* **Given task**
Scan the data below. Pull out each line where "Today" occurs.

* **Data shown**
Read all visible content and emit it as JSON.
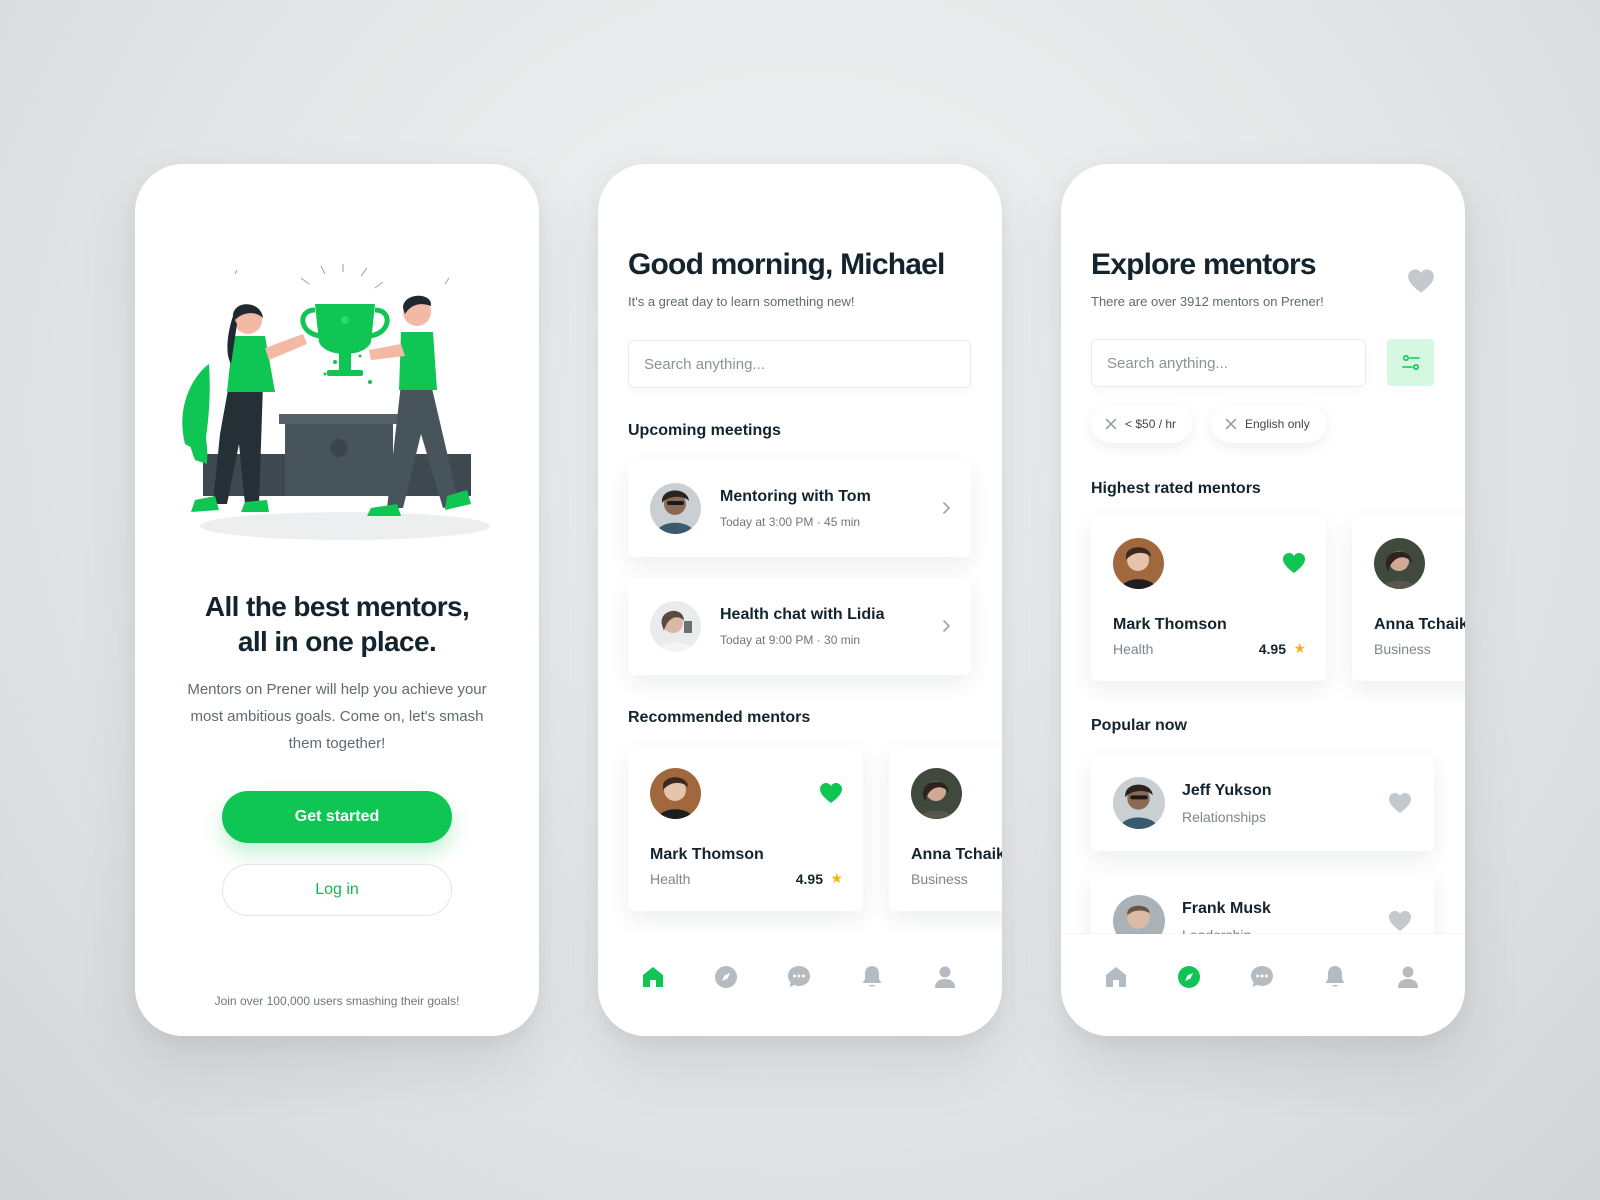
{
  "onboarding": {
    "title": "All the best mentors,\nall in one place.",
    "description": "Mentors on Prener will help you achieve your most ambitious goals. Come on, let's smash them together!",
    "get_started": "Get started",
    "login": "Log in",
    "footnote": "Join over 100,000 users smashing their goals!"
  },
  "home": {
    "greeting": "Good morning, Michael",
    "subtitle": "It's a great day to learn something new!",
    "search_placeholder": "Search anything...",
    "upcoming_title": "Upcoming meetings",
    "meetings": [
      {
        "title": "Mentoring with Tom",
        "time": "Today at 3:00 PM · 45 min"
      },
      {
        "title": "Health chat with Lidia",
        "time": "Today at 9:00 PM · 30 min"
      }
    ],
    "recommended_title": "Recommended mentors",
    "mentors": [
      {
        "name": "Mark Thomson",
        "category": "Health",
        "rating": "4.95",
        "favorited": true
      },
      {
        "name": "Anna Tchaikovsky",
        "category": "Business"
      }
    ],
    "active_tab": "home"
  },
  "explore": {
    "title": "Explore mentors",
    "subtitle": "There are over 3912 mentors on Prener!",
    "search_placeholder": "Search anything...",
    "filters": [
      "< $50 / hr",
      "English only"
    ],
    "highest_title": "Highest rated mentors",
    "highest": [
      {
        "name": "Mark Thomson",
        "category": "Health",
        "rating": "4.95",
        "favorited": true
      },
      {
        "name": "Anna Tchaikovsky",
        "category": "Business"
      }
    ],
    "popular_title": "Popular now",
    "popular": [
      {
        "name": "Jeff Yukson",
        "category": "Relationships"
      },
      {
        "name": "Frank Musk",
        "category": "Leadership"
      }
    ],
    "active_tab": "explore"
  },
  "colors": {
    "accent": "#0fc654",
    "accent_light": "#d6f7e1",
    "text_dark": "#14242e",
    "text_muted": "#6d767c",
    "tab_inactive": "#b5bcc1",
    "star": "#f5b316"
  },
  "icons": {
    "tabs": [
      "home-icon",
      "compass-icon",
      "chat-icon",
      "bell-icon",
      "profile-icon"
    ]
  }
}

* **Completed task**
        "time": "Today at 3:00 PM · 45 min"
        "time": "Today at 9:00 PM · 30 min"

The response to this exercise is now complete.